-- Start Data shown --
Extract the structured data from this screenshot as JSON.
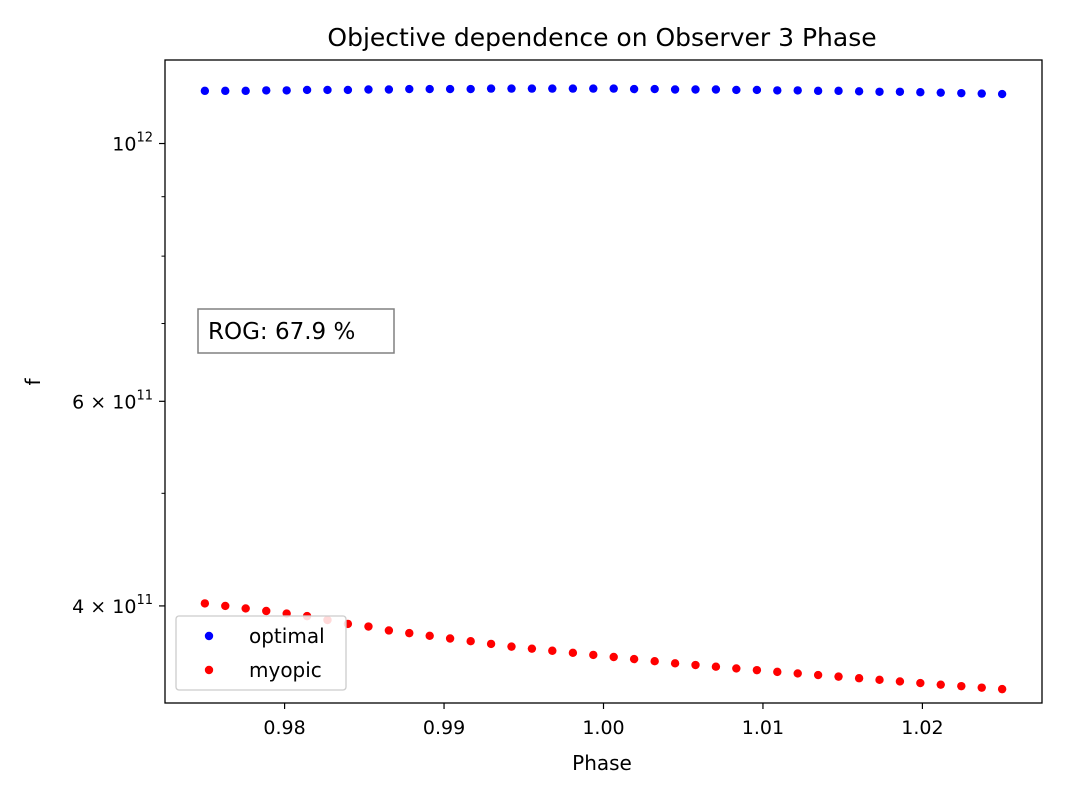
{
  "chart_data": {
    "type": "scatter",
    "title": "Objective dependence on Observer 3 Phase",
    "xlabel": "Phase",
    "ylabel": "f",
    "xlim": [
      0.9725,
      1.0275
    ],
    "ylim": [
      330000000000,
      1180000000000
    ],
    "yscale": "log",
    "x_ticks": [
      {
        "value": 0.98,
        "label": "0.98"
      },
      {
        "value": 0.99,
        "label": "0.99"
      },
      {
        "value": 1.0,
        "label": "1.00"
      },
      {
        "value": 1.01,
        "label": "1.01"
      },
      {
        "value": 1.02,
        "label": "1.02"
      }
    ],
    "y_major_ticks": [
      {
        "value": 1000000000000,
        "mantissa": "",
        "base": "10",
        "exponent": "12"
      },
      {
        "value": 600000000000,
        "mantissa": "6 × ",
        "base": "10",
        "exponent": "11"
      },
      {
        "value": 400000000000,
        "mantissa": "4 × ",
        "base": "10",
        "exponent": "11"
      }
    ],
    "y_minor_ticks": [
      500000000000,
      700000000000,
      800000000000,
      900000000000
    ],
    "x": [
      0.975,
      0.97628,
      0.97756,
      0.97885,
      0.98013,
      0.98141,
      0.98269,
      0.98397,
      0.98526,
      0.98654,
      0.98782,
      0.9891,
      0.99038,
      0.99167,
      0.99295,
      0.99423,
      0.99551,
      0.99679,
      0.99808,
      0.99936,
      1.00064,
      1.00192,
      1.00321,
      1.00449,
      1.00577,
      1.00705,
      1.00833,
      1.00962,
      1.0109,
      1.01218,
      1.01346,
      1.01474,
      1.01603,
      1.01731,
      1.01859,
      1.01987,
      1.02115,
      1.02244,
      1.02372,
      1.025
    ],
    "series": [
      {
        "name": "optimal",
        "color": "#0000ff",
        "values": [
          1110000000000,
          1110000000000,
          1110000000000,
          1111000000000,
          1111000000000,
          1112000000000,
          1112000000000,
          1112000000000,
          1113000000000,
          1113000000000,
          1114000000000,
          1114000000000,
          1114000000000,
          1114000000000,
          1115000000000,
          1115000000000,
          1115000000000,
          1115000000000,
          1115000000000,
          1115000000000,
          1115000000000,
          1114000000000,
          1114000000000,
          1113000000000,
          1113000000000,
          1113000000000,
          1112000000000,
          1112000000000,
          1111000000000,
          1111000000000,
          1110000000000,
          1110000000000,
          1109000000000,
          1108000000000,
          1108000000000,
          1107000000000,
          1106000000000,
          1105000000000,
          1104000000000,
          1103000000000
        ]
      },
      {
        "name": "myopic",
        "color": "#ff0000",
        "values": [
          402000000000,
          400000000000,
          398000000000,
          396000000000,
          394000000000,
          392000000000,
          389000000000,
          386000000000,
          384000000000,
          381000000000,
          379000000000,
          377000000000,
          375000000000,
          373000000000,
          371000000000,
          369000000000,
          367500000000,
          366000000000,
          364500000000,
          363000000000,
          361500000000,
          360000000000,
          358500000000,
          357000000000,
          355800000000,
          354600000000,
          353400000000,
          352200000000,
          351000000000,
          349900000000,
          348800000000,
          347700000000,
          346600000000,
          345500000000,
          344400000000,
          343300000000,
          342200000000,
          341200000000,
          340200000000,
          339200000000
        ]
      }
    ],
    "legend": {
      "location": "lower-left",
      "entries": [
        "optimal",
        "myopic"
      ]
    },
    "annotation": {
      "text": "ROG: 67.9 %"
    },
    "grid": false
  }
}
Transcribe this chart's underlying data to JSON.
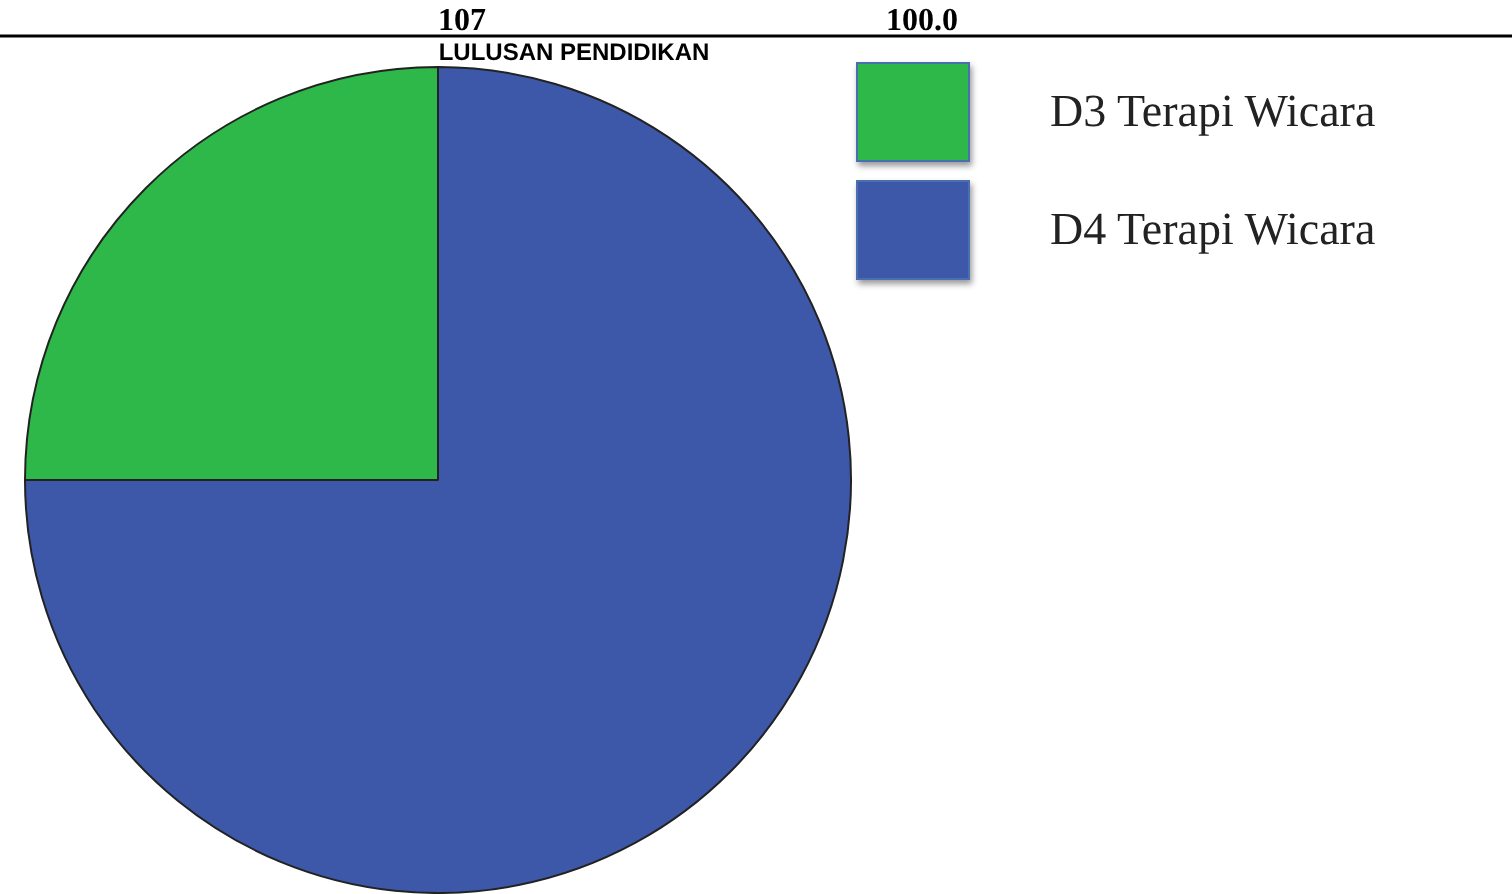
{
  "chart_data": {
    "type": "pie",
    "title": "LULUSAN PENDIDIKAN",
    "annotations": [
      "107",
      "100.0"
    ],
    "categories": [
      "D3 Terapi Wicara",
      "D4 Terapi Wicara"
    ],
    "values": [
      25,
      75
    ],
    "colors": [
      "#2eb84a",
      "#3d58a8"
    ],
    "legend": "top right"
  }
}
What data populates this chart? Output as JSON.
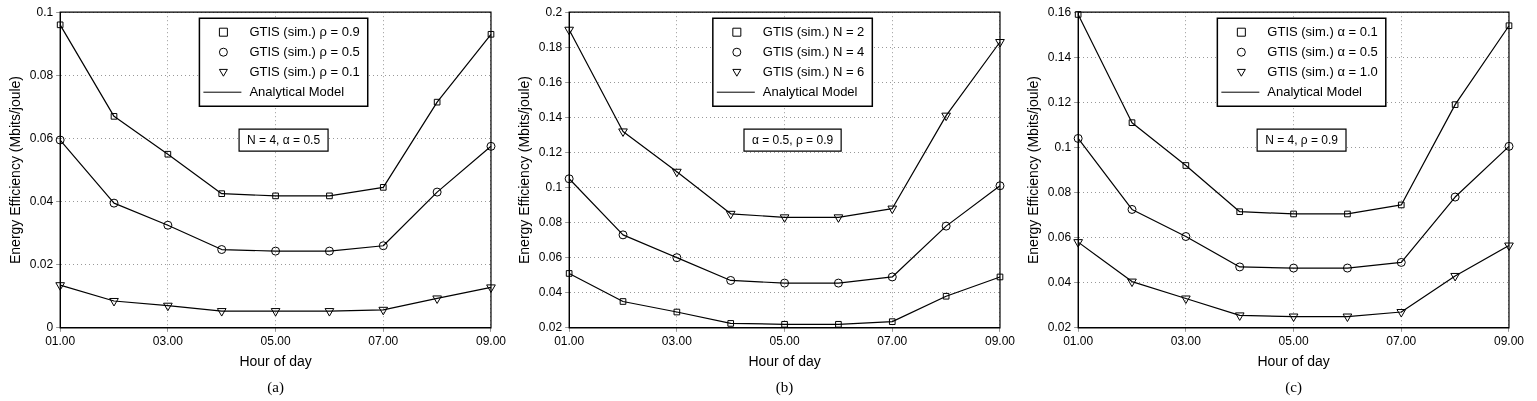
{
  "chart_data": [
    {
      "type": "line",
      "xlabel": "Hour of day",
      "ylabel": "Energy Efficiency (Mbits/joule)",
      "annotations": [
        "N = 4, α = 0.5",
        "(a)"
      ],
      "xlim": [
        1,
        9
      ],
      "xticks": [
        {
          "value": 1,
          "label": "01.00"
        },
        {
          "value": 3,
          "label": "03.00"
        },
        {
          "value": 5,
          "label": "05.00"
        },
        {
          "value": 7,
          "label": "07.00"
        },
        {
          "value": 9,
          "label": "09.00"
        }
      ],
      "ylim": [
        0,
        0.1
      ],
      "yticks": [
        0,
        0.02,
        0.04,
        0.06,
        0.08,
        0.1
      ],
      "grid": true,
      "legend": "top",
      "x": [
        1,
        2,
        3,
        4,
        5,
        6,
        7,
        8,
        9
      ],
      "series": [
        {
          "name": "GTIS (sim.) ρ = 0.9",
          "type": "scatter",
          "marker": "square",
          "color": "#000000",
          "values": [
            0.096,
            0.067,
            0.055,
            0.0425,
            0.0418,
            0.0418,
            0.0445,
            0.0715,
            0.093
          ]
        },
        {
          "name": "GTIS (sim.) ρ = 0.5",
          "type": "scatter",
          "marker": "circle",
          "color": "#000000",
          "values": [
            0.0595,
            0.0395,
            0.0325,
            0.0248,
            0.0243,
            0.0243,
            0.026,
            0.043,
            0.0575
          ]
        },
        {
          "name": "GTIS (sim.) ρ = 0.1",
          "type": "scatter",
          "marker": "triangle",
          "color": "#000000",
          "values": [
            0.0135,
            0.0085,
            0.007,
            0.0053,
            0.0053,
            0.0053,
            0.0057,
            0.0093,
            0.0128
          ]
        },
        {
          "name": "Analytical Model",
          "type": "line",
          "marker": "none",
          "color": "#000000",
          "values": [
            0.096,
            0.067,
            0.055,
            0.0425,
            0.0418,
            0.0418,
            0.0445,
            0.0715,
            0.093
          ]
        },
        {
          "type": "line",
          "marker": "none",
          "color": "#000000",
          "values": [
            0.0595,
            0.0395,
            0.0325,
            0.0248,
            0.0243,
            0.0243,
            0.026,
            0.043,
            0.0575
          ]
        },
        {
          "type": "line",
          "marker": "none",
          "color": "#000000",
          "values": [
            0.0135,
            0.0085,
            0.007,
            0.0053,
            0.0053,
            0.0053,
            0.0057,
            0.0093,
            0.0128
          ]
        }
      ]
    },
    {
      "type": "line",
      "xlabel": "Hour of day",
      "ylabel": "Energy Efficiency (Mbits/joule)",
      "annotations": [
        "α = 0.5, ρ = 0.9",
        "(b)"
      ],
      "xlim": [
        1,
        9
      ],
      "xticks": [
        {
          "value": 1,
          "label": "01.00"
        },
        {
          "value": 3,
          "label": "03.00"
        },
        {
          "value": 5,
          "label": "05.00"
        },
        {
          "value": 7,
          "label": "07.00"
        },
        {
          "value": 9,
          "label": "09.00"
        }
      ],
      "ylim": [
        0.02,
        0.2
      ],
      "yticks": [
        0.02,
        0.04,
        0.06,
        0.08,
        0.1,
        0.12,
        0.14,
        0.16,
        0.18,
        0.2
      ],
      "grid": true,
      "legend": "top",
      "x": [
        1,
        2,
        3,
        4,
        5,
        6,
        7,
        8,
        9
      ],
      "series": [
        {
          "name": "GTIS (sim.) N = 2",
          "type": "scatter",
          "marker": "square",
          "color": "#000000",
          "values": [
            0.051,
            0.035,
            0.029,
            0.0225,
            0.022,
            0.022,
            0.0235,
            0.038,
            0.049
          ]
        },
        {
          "name": "GTIS (sim.) N = 4",
          "type": "scatter",
          "marker": "circle",
          "color": "#000000",
          "values": [
            0.105,
            0.073,
            0.06,
            0.047,
            0.0455,
            0.0455,
            0.049,
            0.078,
            0.101
          ]
        },
        {
          "name": "GTIS (sim.) N = 6",
          "type": "scatter",
          "marker": "triangle",
          "color": "#000000",
          "values": [
            0.19,
            0.132,
            0.109,
            0.085,
            0.083,
            0.083,
            0.088,
            0.141,
            0.183
          ]
        },
        {
          "name": "Analytical Model",
          "type": "line",
          "marker": "none",
          "color": "#000000",
          "values": [
            0.051,
            0.035,
            0.029,
            0.0225,
            0.022,
            0.022,
            0.0235,
            0.038,
            0.049
          ]
        },
        {
          "type": "line",
          "marker": "none",
          "color": "#000000",
          "values": [
            0.105,
            0.073,
            0.06,
            0.047,
            0.0455,
            0.0455,
            0.049,
            0.078,
            0.101
          ]
        },
        {
          "type": "line",
          "marker": "none",
          "color": "#000000",
          "values": [
            0.19,
            0.132,
            0.109,
            0.085,
            0.083,
            0.083,
            0.088,
            0.141,
            0.183
          ]
        }
      ]
    },
    {
      "type": "line",
      "xlabel": "Hour of day",
      "ylabel": "Energy Efficiency (Mbits/joule)",
      "annotations": [
        "N = 4, ρ = 0.9",
        "(c)"
      ],
      "xlim": [
        1,
        9
      ],
      "xticks": [
        {
          "value": 1,
          "label": "01.00"
        },
        {
          "value": 3,
          "label": "03.00"
        },
        {
          "value": 5,
          "label": "05.00"
        },
        {
          "value": 7,
          "label": "07.00"
        },
        {
          "value": 9,
          "label": "09.00"
        }
      ],
      "ylim": [
        0.02,
        0.16
      ],
      "yticks": [
        0.02,
        0.04,
        0.06,
        0.08,
        0.1,
        0.12,
        0.14,
        0.16
      ],
      "grid": true,
      "legend": "top",
      "x": [
        1,
        2,
        3,
        4,
        5,
        6,
        7,
        8,
        9
      ],
      "series": [
        {
          "name": "GTIS (sim.) α = 0.1",
          "type": "scatter",
          "marker": "square",
          "color": "#000000",
          "values": [
            0.159,
            0.111,
            0.092,
            0.0715,
            0.0705,
            0.0705,
            0.0745,
            0.119,
            0.154
          ]
        },
        {
          "name": "GTIS (sim.) α = 0.5",
          "type": "scatter",
          "marker": "circle",
          "color": "#000000",
          "values": [
            0.104,
            0.0725,
            0.0605,
            0.047,
            0.0465,
            0.0465,
            0.049,
            0.078,
            0.1005
          ]
        },
        {
          "name": "GTIS (sim.) α = 1.0",
          "type": "scatter",
          "marker": "triangle",
          "color": "#000000",
          "values": [
            0.058,
            0.0405,
            0.033,
            0.0255,
            0.025,
            0.025,
            0.027,
            0.043,
            0.0565
          ]
        },
        {
          "name": "Analytical Model",
          "type": "line",
          "marker": "none",
          "color": "#000000",
          "values": [
            0.159,
            0.111,
            0.092,
            0.0715,
            0.0705,
            0.0705,
            0.0745,
            0.119,
            0.154
          ]
        },
        {
          "type": "line",
          "marker": "none",
          "color": "#000000",
          "values": [
            0.104,
            0.0725,
            0.0605,
            0.047,
            0.0465,
            0.0465,
            0.049,
            0.078,
            0.1005
          ]
        },
        {
          "type": "line",
          "marker": "none",
          "color": "#000000",
          "values": [
            0.058,
            0.0405,
            0.033,
            0.0255,
            0.025,
            0.025,
            0.027,
            0.043,
            0.0565
          ]
        }
      ]
    }
  ]
}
-- End Data shown --
→ Exercise directions: Read through the entries and copy every line that includes "JSON".

→ Exercise answer:
Extract the structured data from this screenshot as JSON.
Transcribe this chart's underlying data to JSON.
What data populates this chart? Output as JSON.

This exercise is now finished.